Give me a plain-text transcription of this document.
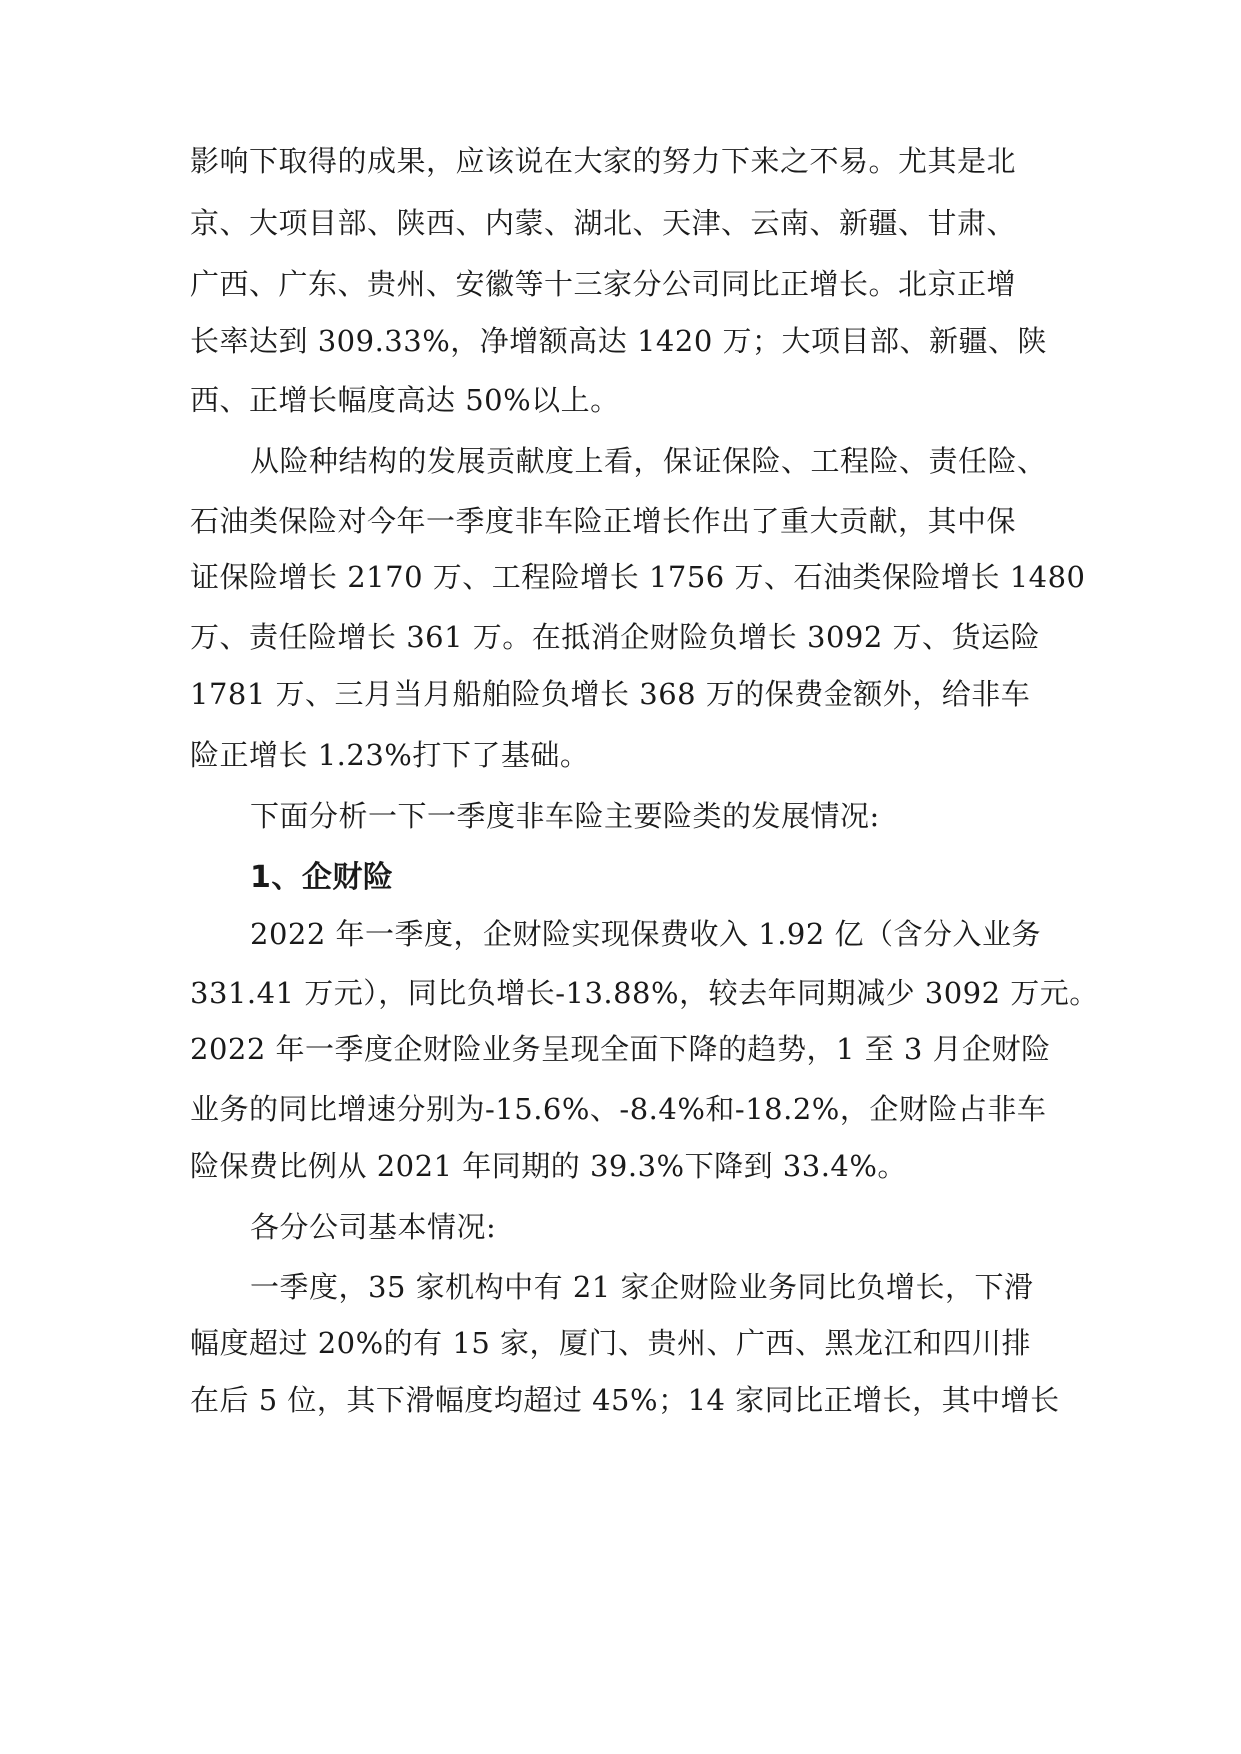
影响下取得的成果，应该说在大家的努力下来之不易。尤其是北
京、大项目部、陕西、内蒙、湖北、天津、云南、新疆、甘肃、
广西、广东、贵州、安徽等十三家分公司同比正增长。北京正增
长率达到 309.33%，净增额高达 1420 万；大项目部、新疆、陕
西、正增长幅度高达 50%以上。
从险种结构的发展贡献度上看，保证保险、工程险、责任险、
石油类保险对今年一季度非车险正增长作出了重大贡献，其中保
证保险增长 2170 万、工程险增长 1756 万、石油类保险增长 1480
万、责任险增长 361 万。在抵消企财险负增长 3092 万、货运险
1781 万、三月当月船舶险负增长 368 万的保费金额外，给非车
险正增长 1.23%打下了基础。
下面分析一下一季度非车险主要险类的发展情况:
1、企财险
2022 年一季度，企财险实现保费收入 1.92 亿（含分入业务
331.41 万元），同比负增长-13.88%，较去年同期减少 3092 万元。
2022 年一季度企财险业务呈现全面下降的趋势，1 至 3 月企财险
业务的同比增速分别为-15.6%、-8.4%和-18.2%，企财险占非车
险保费比例从 2021 年同期的 39.3%下降到 33.4%。
各分公司基本情况:
一季度，35 家机构中有 21 家企财险业务同比负增长，下滑
幅度超过 20%的有 15 家，厦门、贵州、广西、黑龙江和四川排
在后 5 位，其下滑幅度均超过 45%；14 家同比正增长，其中增长
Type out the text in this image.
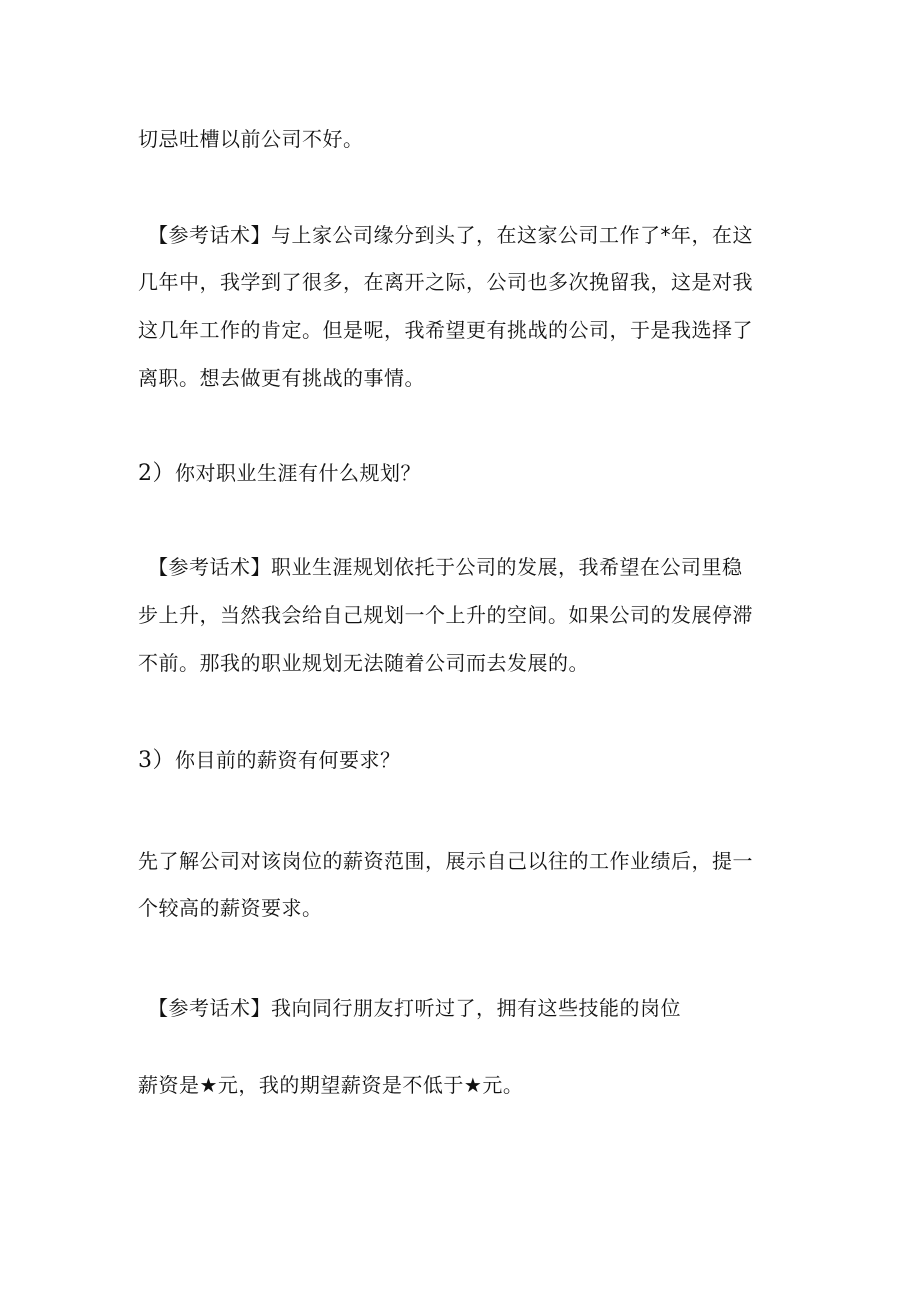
切忌吐槽以前公司不好。
【参考话术】与上家公司缘分到头了，在这家公司工作了*年，在这
几年中，我学到了很多，在离开之际，公司也多次挽留我，这是对我
这几年工作的肯定。但是呢，我希望更有挑战的公司，于是我选择了
离职。想去做更有挑战的事情。
2）你对职业生涯有什么规划？
【参考话术】职业生涯规划依托于公司的发展，我希望在公司里稳
步上升，当然我会给自己规划一个上升的空间。如果公司的发展停滞
不前。那我的职业规划无法随着公司而去发展的。
3）你目前的薪资有何要求？
先了解公司对该岗位的薪资范围，展示自己以往的工作业绩后，提一
个较高的薪资要求。
【参考话术】我向同行朋友打听过了，拥有这些技能的岗位
薪资是★元，我的期望薪资是不低于★元。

■ REQUIRED WORK ■
Omit every image. Quote each record exactly.

■ ANSWER IN FULL ■
Give me a plain-text transcription of this document.
影响下取得的成果，应该说在大家的努力下来之不易。尤其是北
京、大项目部、陕西、内蒙、湖北、天津、云南、新疆、甘肃、
广西、广东、贵州、安徽等十三家分公司同比正增长。北京正增
长率达到 309.33%，净增额高达 1420 万；大项目部、新疆、陕
西、正增长幅度高达 50%以上。
从险种结构的发展贡献度上看，保证保险、工程险、责任险、
石油类保险对今年一季度非车险正增长作出了重大贡献，其中保
证保险增长 2170 万、工程险增长 1756 万、石油类保险增长 1480
万、责任险增长 361 万。在抵消企财险负增长 3092 万、货运险
1781 万、三月当月船舶险负增长 368 万的保费金额外，给非车
险正增长 1.23%打下了基础。
下面分析一下一季度非车险主要险类的发展情况:
1、企财险
2022 年一季度，企财险实现保费收入 1.92 亿（含分入业务
331.41 万元），同比负增长-13.88%，较去年同期减少 3092 万元。
2022 年一季度企财险业务呈现全面下降的趋势，1 至 3 月企财险
业务的同比增速分别为-15.6%、-8.4%和-18.2%，企财险占非车
险保费比例从 2021 年同期的 39.3%下降到 33.4%。
各分公司基本情况:
一季度，35 家机构中有 21 家企财险业务同比负增长，下滑
幅度超过 20%的有 15 家，厦门、贵州、广西、黑龙江和四川排
在后 5 位，其下滑幅度均超过 45%；14 家同比正增长，其中增长
Type out the text in this image.
切忌吐槽以前公司不好。
【参考话术】与上家公司缘分到头了，在这家公司工作了*年，在这
几年中，我学到了很多，在离开之际，公司也多次挽留我，这是对我
这几年工作的肯定。但是呢，我希望更有挑战的公司，于是我选择了
离职。想去做更有挑战的事情。
2）你对职业生涯有什么规划？
【参考话术】职业生涯规划依托于公司的发展，我希望在公司里稳
步上升，当然我会给自己规划一个上升的空间。如果公司的发展停滞
不前。那我的职业规划无法随着公司而去发展的。
3）你目前的薪资有何要求？
先了解公司对该岗位的薪资范围，展示自己以往的工作业绩后，提一
个较高的薪资要求。
【参考话术】我向同行朋友打听过了，拥有这些技能的岗位
薪资是★元，我的期望薪资是不低于★元。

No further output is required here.